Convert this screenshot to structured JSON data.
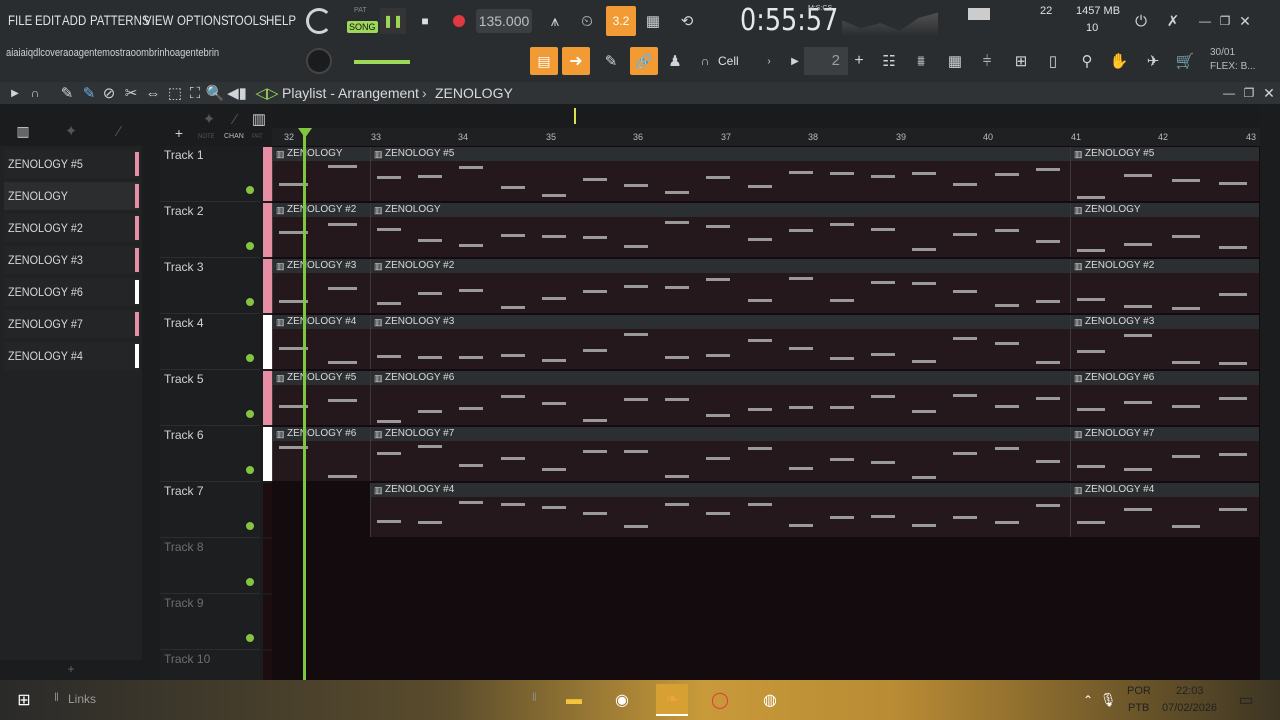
{
  "menu": [
    "FILE",
    "EDIT",
    "ADD",
    "PATTERNS",
    "VIEW",
    "OPTIONS",
    "TOOLS",
    "HELP"
  ],
  "transport": {
    "mode_pat": "PAT",
    "mode_song": "SONG",
    "tempo": "135.000",
    "time": "0:55:57",
    "time_label": "M:S:CS",
    "step": "3.2",
    "cpu": "22",
    "memory": "1457 MB",
    "voices": "10"
  },
  "hint_text": "aiaiaiqdlcoveraoagentemostraoombrinhoagentebrin",
  "toolbar2": {
    "snap": "Cell",
    "pattern_num": "2",
    "flex_label": "30/01",
    "flex_name": "FLEX: B..."
  },
  "playlist": {
    "title": "Playlist - Arrangement",
    "breadcrumb": "ZENOLOGY",
    "ruler_labels": [
      "NOTE",
      "CHAN",
      "PAT"
    ],
    "bars": [
      "32",
      "33",
      "34",
      "35",
      "36",
      "37",
      "38",
      "39",
      "40",
      "41",
      "42",
      "43"
    ]
  },
  "patterns": [
    {
      "name": "ZENOLOGY #5",
      "color": "#e58ea4"
    },
    {
      "name": "ZENOLOGY",
      "color": "#e58ea4"
    },
    {
      "name": "ZENOLOGY #2",
      "color": "#e58ea4"
    },
    {
      "name": "ZENOLOGY #3",
      "color": "#e58ea4"
    },
    {
      "name": "ZENOLOGY #6",
      "color": "#ffffff"
    },
    {
      "name": "ZENOLOGY #7",
      "color": "#e58ea4"
    },
    {
      "name": "ZENOLOGY #4",
      "color": "#ffffff"
    }
  ],
  "tracks": [
    "Track 1",
    "Track 2",
    "Track 3",
    "Track 4",
    "Track 5",
    "Track 6",
    "Track 7",
    "Track 8",
    "Track 9",
    "Track 10"
  ],
  "clips": [
    {
      "track": 0,
      "left": "ZENOLOGY",
      "mid": "ZENOLOGY #5",
      "right": "ZENOLOGY #5"
    },
    {
      "track": 1,
      "left": "ZENOLOGY #2",
      "mid": "ZENOLOGY",
      "right": "ZENOLOGY"
    },
    {
      "track": 2,
      "left": "ZENOLOGY #3",
      "mid": "ZENOLOGY #2",
      "right": "ZENOLOGY #2"
    },
    {
      "track": 3,
      "left": "ZENOLOGY #4",
      "mid": "ZENOLOGY #3",
      "right": "ZENOLOGY #3"
    },
    {
      "track": 4,
      "left": "ZENOLOGY #5",
      "mid": "ZENOLOGY #6",
      "right": "ZENOLOGY #6"
    },
    {
      "track": 5,
      "left": "ZENOLOGY #6",
      "mid": "ZENOLOGY #7",
      "right": "ZENOLOGY #7"
    },
    {
      "track": 6,
      "left": "",
      "mid": "ZENOLOGY #4",
      "right": "ZENOLOGY #4"
    }
  ],
  "taskbar": {
    "links": "Links",
    "lang1": "POR",
    "lang2": "PTB",
    "clock": "22:03",
    "date": "07/02/2026"
  }
}
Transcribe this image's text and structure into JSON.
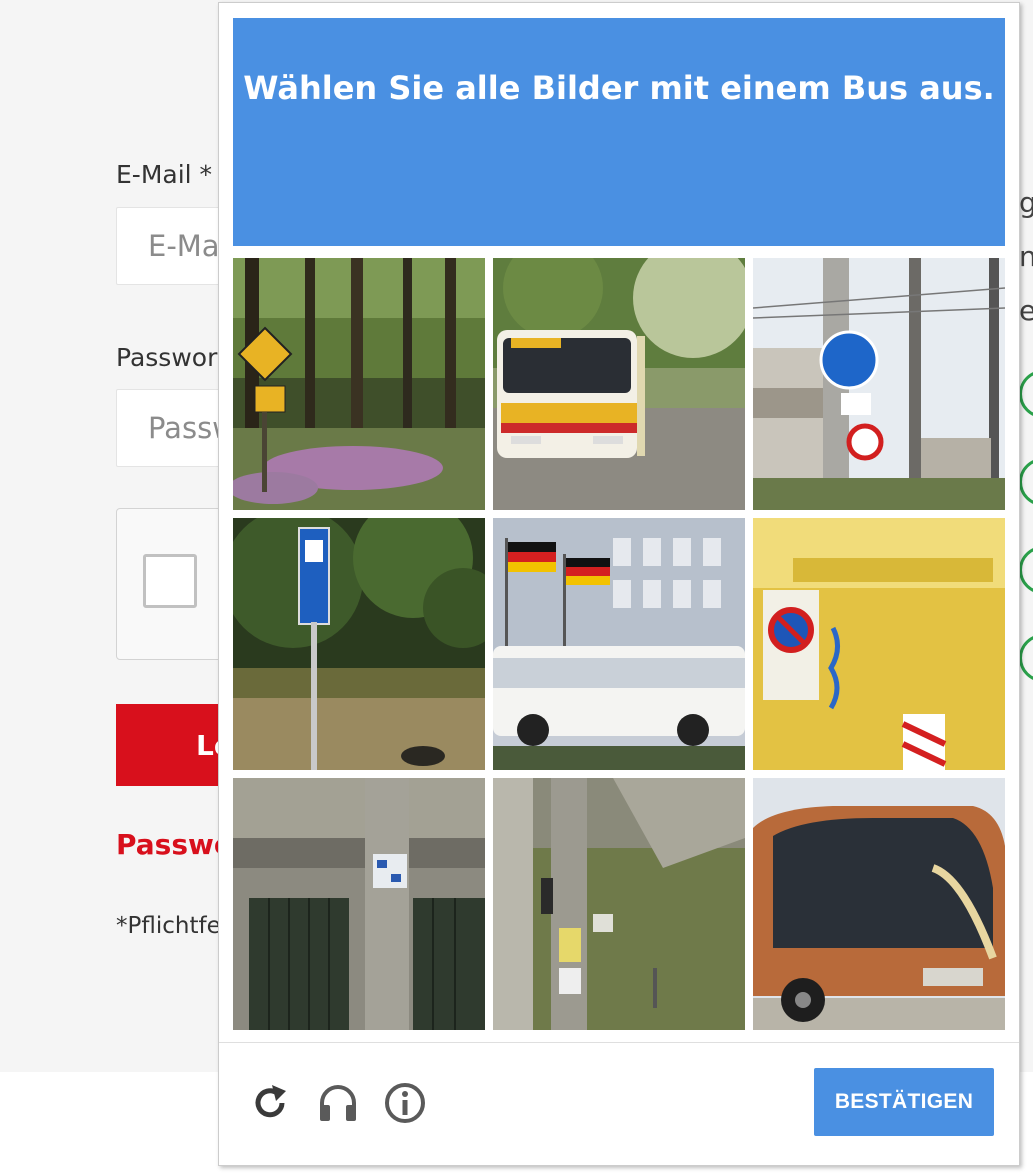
{
  "login": {
    "email_label": "E-Mail *",
    "email_placeholder": "E-Mail",
    "password_label": "Passwort *",
    "password_placeholder": "Passwort",
    "login_button": "Login",
    "forgot_link": "Passwort vergessen?",
    "required_note": "*Pflichtfelder",
    "side_fragments": [
      "g",
      "n",
      "e"
    ],
    "check_icons": [
      "check-circle-icon",
      "check-circle-icon",
      "check-circle-icon",
      "check-circle-icon"
    ]
  },
  "captcha": {
    "instruction_prefix": "Wählen Sie alle Bilder mit einem ",
    "instruction_keyword": "Bus",
    "instruction_suffix": " aus.",
    "tiles": [
      {
        "subject": "forest road with deer crossing sign"
      },
      {
        "subject": "white and yellow coach bus"
      },
      {
        "subject": "street with traffic signs and poles"
      },
      {
        "subject": "bus stop sign near trees"
      },
      {
        "subject": "white bus in front of building with flags"
      },
      {
        "subject": "yellow container with no parking sign"
      },
      {
        "subject": "concrete pole in front of building"
      },
      {
        "subject": "utility pole and grass"
      },
      {
        "subject": "orange coach bus"
      }
    ],
    "footer": {
      "reload_icon": "reload-icon",
      "audio_icon": "headphones-icon",
      "info_icon": "info-icon",
      "verify_button": "BESTÄTIGEN"
    },
    "colors": {
      "accent": "#4a90e2",
      "brand_red": "#d8101c",
      "success": "#2aa04a"
    }
  }
}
________________________
To be done: Copy all the data exactly as written, but skip any picture.

Task answer:
Convert this screenshot to structured JSON data.
{
  "menu": [
    "FILE",
    "EDIT",
    "ADD",
    "PATTERNS",
    "VIEW",
    "OPTIONS",
    "TOOLS",
    "HELP"
  ],
  "transport": {
    "mode_pat": "PAT",
    "mode_song": "SONG",
    "tempo": "135.000",
    "time": "0:55:57",
    "time_label": "M:S:CS",
    "step": "3.2",
    "cpu": "22",
    "memory": "1457 MB",
    "voices": "10"
  },
  "hint_text": "aiaiaiqdlcoveraoagentemostraoombrinhoagentebrin",
  "toolbar2": {
    "snap": "Cell",
    "pattern_num": "2",
    "flex_label": "30/01",
    "flex_name": "FLEX: B..."
  },
  "playlist": {
    "title": "Playlist - Arrangement",
    "breadcrumb": "ZENOLOGY",
    "ruler_labels": [
      "NOTE",
      "CHAN",
      "PAT"
    ],
    "bars": [
      "32",
      "33",
      "34",
      "35",
      "36",
      "37",
      "38",
      "39",
      "40",
      "41",
      "42",
      "43"
    ]
  },
  "patterns": [
    {
      "name": "ZENOLOGY #5",
      "color": "#e58ea4"
    },
    {
      "name": "ZENOLOGY",
      "color": "#e58ea4"
    },
    {
      "name": "ZENOLOGY #2",
      "color": "#e58ea4"
    },
    {
      "name": "ZENOLOGY #3",
      "color": "#e58ea4"
    },
    {
      "name": "ZENOLOGY #6",
      "color": "#ffffff"
    },
    {
      "name": "ZENOLOGY #7",
      "color": "#e58ea4"
    },
    {
      "name": "ZENOLOGY #4",
      "color": "#ffffff"
    }
  ],
  "tracks": [
    "Track 1",
    "Track 2",
    "Track 3",
    "Track 4",
    "Track 5",
    "Track 6",
    "Track 7",
    "Track 8",
    "Track 9",
    "Track 10"
  ],
  "clips": [
    {
      "track": 0,
      "left": "ZENOLOGY",
      "mid": "ZENOLOGY #5",
      "right": "ZENOLOGY #5"
    },
    {
      "track": 1,
      "left": "ZENOLOGY #2",
      "mid": "ZENOLOGY",
      "right": "ZENOLOGY"
    },
    {
      "track": 2,
      "left": "ZENOLOGY #3",
      "mid": "ZENOLOGY #2",
      "right": "ZENOLOGY #2"
    },
    {
      "track": 3,
      "left": "ZENOLOGY #4",
      "mid": "ZENOLOGY #3",
      "right": "ZENOLOGY #3"
    },
    {
      "track": 4,
      "left": "ZENOLOGY #5",
      "mid": "ZENOLOGY #6",
      "right": "ZENOLOGY #6"
    },
    {
      "track": 5,
      "left": "ZENOLOGY #6",
      "mid": "ZENOLOGY #7",
      "right": "ZENOLOGY #7"
    },
    {
      "track": 6,
      "left": "",
      "mid": "ZENOLOGY #4",
      "right": "ZENOLOGY #4"
    }
  ],
  "taskbar": {
    "links": "Links",
    "lang1": "POR",
    "lang2": "PTB",
    "clock": "22:03",
    "date": "07/02/2026"
  }
}
Transcribe this image's text and structure into JSON.
{
  "login": {
    "email_label": "E-Mail *",
    "email_placeholder": "E-Mail",
    "password_label": "Passwort *",
    "password_placeholder": "Passwort",
    "login_button": "Login",
    "forgot_link": "Passwort vergessen?",
    "required_note": "*Pflichtfelder",
    "side_fragments": [
      "g",
      "n",
      "e"
    ],
    "check_icons": [
      "check-circle-icon",
      "check-circle-icon",
      "check-circle-icon",
      "check-circle-icon"
    ]
  },
  "captcha": {
    "instruction_prefix": "Wählen Sie alle Bilder mit einem ",
    "instruction_keyword": "Bus",
    "instruction_suffix": " aus.",
    "tiles": [
      {
        "subject": "forest road with deer crossing sign"
      },
      {
        "subject": "white and yellow coach bus"
      },
      {
        "subject": "street with traffic signs and poles"
      },
      {
        "subject": "bus stop sign near trees"
      },
      {
        "subject": "white bus in front of building with flags"
      },
      {
        "subject": "yellow container with no parking sign"
      },
      {
        "subject": "concrete pole in front of building"
      },
      {
        "subject": "utility pole and grass"
      },
      {
        "subject": "orange coach bus"
      }
    ],
    "footer": {
      "reload_icon": "reload-icon",
      "audio_icon": "headphones-icon",
      "info_icon": "info-icon",
      "verify_button": "BESTÄTIGEN"
    },
    "colors": {
      "accent": "#4a90e2",
      "brand_red": "#d8101c",
      "success": "#2aa04a"
    }
  }
}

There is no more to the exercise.